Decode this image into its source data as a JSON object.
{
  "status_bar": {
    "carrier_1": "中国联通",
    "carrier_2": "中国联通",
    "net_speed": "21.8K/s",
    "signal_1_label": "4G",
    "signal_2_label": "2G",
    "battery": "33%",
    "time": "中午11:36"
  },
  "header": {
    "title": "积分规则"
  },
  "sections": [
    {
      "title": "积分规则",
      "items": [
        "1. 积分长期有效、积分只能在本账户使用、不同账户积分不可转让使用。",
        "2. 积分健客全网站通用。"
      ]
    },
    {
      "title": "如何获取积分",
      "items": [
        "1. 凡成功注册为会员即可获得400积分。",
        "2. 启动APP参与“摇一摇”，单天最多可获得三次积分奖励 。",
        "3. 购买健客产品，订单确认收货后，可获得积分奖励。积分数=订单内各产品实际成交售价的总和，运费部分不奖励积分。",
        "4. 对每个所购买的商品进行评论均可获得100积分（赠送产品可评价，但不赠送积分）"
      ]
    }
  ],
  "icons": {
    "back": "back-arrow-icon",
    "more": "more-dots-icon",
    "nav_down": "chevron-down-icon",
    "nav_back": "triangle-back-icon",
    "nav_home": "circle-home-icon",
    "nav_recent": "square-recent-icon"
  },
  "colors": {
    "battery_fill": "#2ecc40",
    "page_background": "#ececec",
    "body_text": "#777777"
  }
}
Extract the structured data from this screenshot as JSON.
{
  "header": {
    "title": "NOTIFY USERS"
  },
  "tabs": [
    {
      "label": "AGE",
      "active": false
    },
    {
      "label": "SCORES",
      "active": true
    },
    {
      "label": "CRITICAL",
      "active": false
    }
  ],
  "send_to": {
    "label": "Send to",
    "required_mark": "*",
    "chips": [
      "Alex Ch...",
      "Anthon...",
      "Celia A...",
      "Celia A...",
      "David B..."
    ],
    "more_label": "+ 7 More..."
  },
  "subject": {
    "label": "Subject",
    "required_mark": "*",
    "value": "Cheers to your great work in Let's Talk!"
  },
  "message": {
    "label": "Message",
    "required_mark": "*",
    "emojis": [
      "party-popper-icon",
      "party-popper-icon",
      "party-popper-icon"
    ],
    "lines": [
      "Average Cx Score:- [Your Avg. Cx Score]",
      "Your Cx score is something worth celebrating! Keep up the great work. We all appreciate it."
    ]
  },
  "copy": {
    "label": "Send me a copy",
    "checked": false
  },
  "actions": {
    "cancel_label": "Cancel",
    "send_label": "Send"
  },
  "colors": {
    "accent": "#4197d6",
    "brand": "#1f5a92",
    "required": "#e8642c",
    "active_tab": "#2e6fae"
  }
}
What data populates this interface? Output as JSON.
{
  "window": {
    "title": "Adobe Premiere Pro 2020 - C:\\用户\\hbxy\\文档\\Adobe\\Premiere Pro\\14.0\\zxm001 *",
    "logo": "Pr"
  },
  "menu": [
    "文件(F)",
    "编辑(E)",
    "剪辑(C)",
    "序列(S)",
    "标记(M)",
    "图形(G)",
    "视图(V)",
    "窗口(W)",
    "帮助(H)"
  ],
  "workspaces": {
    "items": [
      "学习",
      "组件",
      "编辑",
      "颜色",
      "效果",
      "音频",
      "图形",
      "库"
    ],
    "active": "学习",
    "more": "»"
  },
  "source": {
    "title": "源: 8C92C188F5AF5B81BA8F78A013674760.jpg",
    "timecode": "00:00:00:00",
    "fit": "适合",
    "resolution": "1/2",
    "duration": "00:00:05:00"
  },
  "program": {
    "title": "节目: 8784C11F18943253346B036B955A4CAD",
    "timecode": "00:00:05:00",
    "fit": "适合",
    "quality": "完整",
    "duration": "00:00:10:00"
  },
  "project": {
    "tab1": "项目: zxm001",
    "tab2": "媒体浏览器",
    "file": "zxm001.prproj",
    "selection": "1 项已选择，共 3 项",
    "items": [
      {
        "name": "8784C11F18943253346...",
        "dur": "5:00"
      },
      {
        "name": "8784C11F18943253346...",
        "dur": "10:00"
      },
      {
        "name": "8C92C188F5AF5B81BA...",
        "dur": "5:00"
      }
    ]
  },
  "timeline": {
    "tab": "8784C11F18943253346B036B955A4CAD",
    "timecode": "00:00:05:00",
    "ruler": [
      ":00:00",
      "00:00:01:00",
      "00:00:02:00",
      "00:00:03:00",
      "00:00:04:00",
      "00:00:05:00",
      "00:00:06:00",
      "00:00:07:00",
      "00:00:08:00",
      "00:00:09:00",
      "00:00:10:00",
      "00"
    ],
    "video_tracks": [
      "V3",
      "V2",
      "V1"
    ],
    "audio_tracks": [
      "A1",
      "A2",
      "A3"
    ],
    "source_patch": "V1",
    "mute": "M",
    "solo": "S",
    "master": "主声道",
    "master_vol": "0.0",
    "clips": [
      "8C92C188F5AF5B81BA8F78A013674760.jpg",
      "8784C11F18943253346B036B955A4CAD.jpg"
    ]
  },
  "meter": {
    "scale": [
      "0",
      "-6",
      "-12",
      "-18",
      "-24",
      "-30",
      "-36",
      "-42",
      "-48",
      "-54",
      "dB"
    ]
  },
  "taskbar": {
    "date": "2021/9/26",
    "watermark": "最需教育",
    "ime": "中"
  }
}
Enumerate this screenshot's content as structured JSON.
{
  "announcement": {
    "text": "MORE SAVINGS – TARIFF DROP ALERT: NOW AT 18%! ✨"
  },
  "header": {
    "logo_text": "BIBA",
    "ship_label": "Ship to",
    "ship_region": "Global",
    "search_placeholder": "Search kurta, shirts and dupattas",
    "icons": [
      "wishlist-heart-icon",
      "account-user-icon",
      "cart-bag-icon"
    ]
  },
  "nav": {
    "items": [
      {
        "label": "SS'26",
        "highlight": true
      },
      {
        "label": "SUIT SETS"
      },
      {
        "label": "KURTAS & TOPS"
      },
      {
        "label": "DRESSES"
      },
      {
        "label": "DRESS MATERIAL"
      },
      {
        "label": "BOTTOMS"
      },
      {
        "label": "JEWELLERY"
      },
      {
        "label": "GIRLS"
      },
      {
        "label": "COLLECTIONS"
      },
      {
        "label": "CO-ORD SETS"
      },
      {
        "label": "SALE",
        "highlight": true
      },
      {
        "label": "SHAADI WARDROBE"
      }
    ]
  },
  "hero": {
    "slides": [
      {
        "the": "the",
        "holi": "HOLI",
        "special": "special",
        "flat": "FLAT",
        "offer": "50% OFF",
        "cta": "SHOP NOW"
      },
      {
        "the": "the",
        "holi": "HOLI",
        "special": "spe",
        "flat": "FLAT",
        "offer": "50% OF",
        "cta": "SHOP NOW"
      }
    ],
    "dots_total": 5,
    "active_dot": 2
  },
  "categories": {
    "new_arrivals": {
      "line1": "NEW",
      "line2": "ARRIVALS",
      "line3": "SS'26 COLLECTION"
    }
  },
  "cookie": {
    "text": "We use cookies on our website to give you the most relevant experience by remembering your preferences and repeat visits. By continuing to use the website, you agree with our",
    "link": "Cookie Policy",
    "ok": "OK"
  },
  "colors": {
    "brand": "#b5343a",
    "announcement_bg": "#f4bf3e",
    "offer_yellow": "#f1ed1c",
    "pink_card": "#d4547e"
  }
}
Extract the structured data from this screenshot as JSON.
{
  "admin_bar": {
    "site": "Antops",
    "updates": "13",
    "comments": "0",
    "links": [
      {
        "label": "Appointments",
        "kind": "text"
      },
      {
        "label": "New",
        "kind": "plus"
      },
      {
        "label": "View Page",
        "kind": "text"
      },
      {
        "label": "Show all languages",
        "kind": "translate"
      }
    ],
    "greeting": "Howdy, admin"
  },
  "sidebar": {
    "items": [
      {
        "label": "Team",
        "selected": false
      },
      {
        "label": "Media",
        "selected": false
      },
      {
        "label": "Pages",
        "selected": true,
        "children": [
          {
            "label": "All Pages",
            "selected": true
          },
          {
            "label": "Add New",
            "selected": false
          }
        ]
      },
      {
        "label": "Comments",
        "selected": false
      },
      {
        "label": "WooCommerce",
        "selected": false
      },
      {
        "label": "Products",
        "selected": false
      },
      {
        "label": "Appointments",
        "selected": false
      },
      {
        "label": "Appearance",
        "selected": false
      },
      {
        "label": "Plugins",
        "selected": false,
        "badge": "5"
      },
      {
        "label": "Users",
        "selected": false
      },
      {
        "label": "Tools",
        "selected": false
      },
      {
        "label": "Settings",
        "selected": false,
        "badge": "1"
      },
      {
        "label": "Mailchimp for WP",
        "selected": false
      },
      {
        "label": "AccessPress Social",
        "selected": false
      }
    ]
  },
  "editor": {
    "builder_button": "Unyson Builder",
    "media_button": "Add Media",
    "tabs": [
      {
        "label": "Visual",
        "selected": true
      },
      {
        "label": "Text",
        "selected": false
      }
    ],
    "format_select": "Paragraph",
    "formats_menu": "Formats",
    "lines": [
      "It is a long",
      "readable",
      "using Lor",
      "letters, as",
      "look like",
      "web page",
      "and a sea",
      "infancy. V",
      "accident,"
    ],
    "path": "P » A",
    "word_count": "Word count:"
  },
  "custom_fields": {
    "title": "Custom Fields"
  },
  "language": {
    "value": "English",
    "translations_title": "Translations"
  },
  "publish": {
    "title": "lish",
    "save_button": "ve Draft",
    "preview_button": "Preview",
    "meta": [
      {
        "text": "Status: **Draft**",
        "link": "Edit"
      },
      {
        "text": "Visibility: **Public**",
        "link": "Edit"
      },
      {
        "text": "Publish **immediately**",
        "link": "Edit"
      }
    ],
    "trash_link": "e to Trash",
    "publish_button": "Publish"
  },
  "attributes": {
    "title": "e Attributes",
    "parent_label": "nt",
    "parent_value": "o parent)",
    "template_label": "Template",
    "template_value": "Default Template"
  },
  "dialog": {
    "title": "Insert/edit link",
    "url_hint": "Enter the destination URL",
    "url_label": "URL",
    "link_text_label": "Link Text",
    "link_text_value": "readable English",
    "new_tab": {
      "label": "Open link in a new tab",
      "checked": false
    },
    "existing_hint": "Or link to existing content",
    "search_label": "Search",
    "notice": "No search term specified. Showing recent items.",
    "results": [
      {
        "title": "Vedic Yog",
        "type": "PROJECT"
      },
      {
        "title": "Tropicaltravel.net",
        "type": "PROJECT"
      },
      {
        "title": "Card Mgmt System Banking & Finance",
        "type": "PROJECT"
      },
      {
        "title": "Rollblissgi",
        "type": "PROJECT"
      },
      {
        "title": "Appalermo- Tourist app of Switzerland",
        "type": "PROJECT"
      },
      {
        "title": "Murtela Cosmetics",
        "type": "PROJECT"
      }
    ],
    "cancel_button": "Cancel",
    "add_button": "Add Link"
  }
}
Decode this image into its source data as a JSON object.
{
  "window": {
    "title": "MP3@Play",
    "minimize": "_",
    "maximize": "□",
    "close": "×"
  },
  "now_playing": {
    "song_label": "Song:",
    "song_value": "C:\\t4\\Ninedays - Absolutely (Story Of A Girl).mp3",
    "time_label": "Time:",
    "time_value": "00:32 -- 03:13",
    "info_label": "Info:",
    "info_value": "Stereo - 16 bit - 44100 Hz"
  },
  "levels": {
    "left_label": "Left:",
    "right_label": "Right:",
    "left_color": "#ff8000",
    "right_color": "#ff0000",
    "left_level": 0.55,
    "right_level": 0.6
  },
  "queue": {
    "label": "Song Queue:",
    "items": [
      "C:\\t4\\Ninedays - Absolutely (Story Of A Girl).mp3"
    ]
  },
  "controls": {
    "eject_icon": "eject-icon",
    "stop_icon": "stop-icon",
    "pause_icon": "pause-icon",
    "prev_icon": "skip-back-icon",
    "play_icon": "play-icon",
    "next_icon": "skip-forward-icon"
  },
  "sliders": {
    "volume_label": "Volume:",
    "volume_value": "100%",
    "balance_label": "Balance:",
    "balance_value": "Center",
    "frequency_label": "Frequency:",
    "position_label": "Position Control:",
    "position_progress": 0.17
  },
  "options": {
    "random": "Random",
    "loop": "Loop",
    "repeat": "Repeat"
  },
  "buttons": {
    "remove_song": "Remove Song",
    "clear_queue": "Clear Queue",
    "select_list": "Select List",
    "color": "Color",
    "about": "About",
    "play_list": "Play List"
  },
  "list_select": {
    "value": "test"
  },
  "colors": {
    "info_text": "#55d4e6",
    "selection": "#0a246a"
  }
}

__EXERCISE INSTRUCTIONS__. Scan the material for lines with the word "Ninedays", and copy each line you find.

__FINAL ANSWER__.
    "song_value": "C:\\t4\\Ninedays - Absolutely (Story Of A Girl).mp3",
      "C:\\t4\\Ninedays - Absolutely (Story Of A Girl).mp3"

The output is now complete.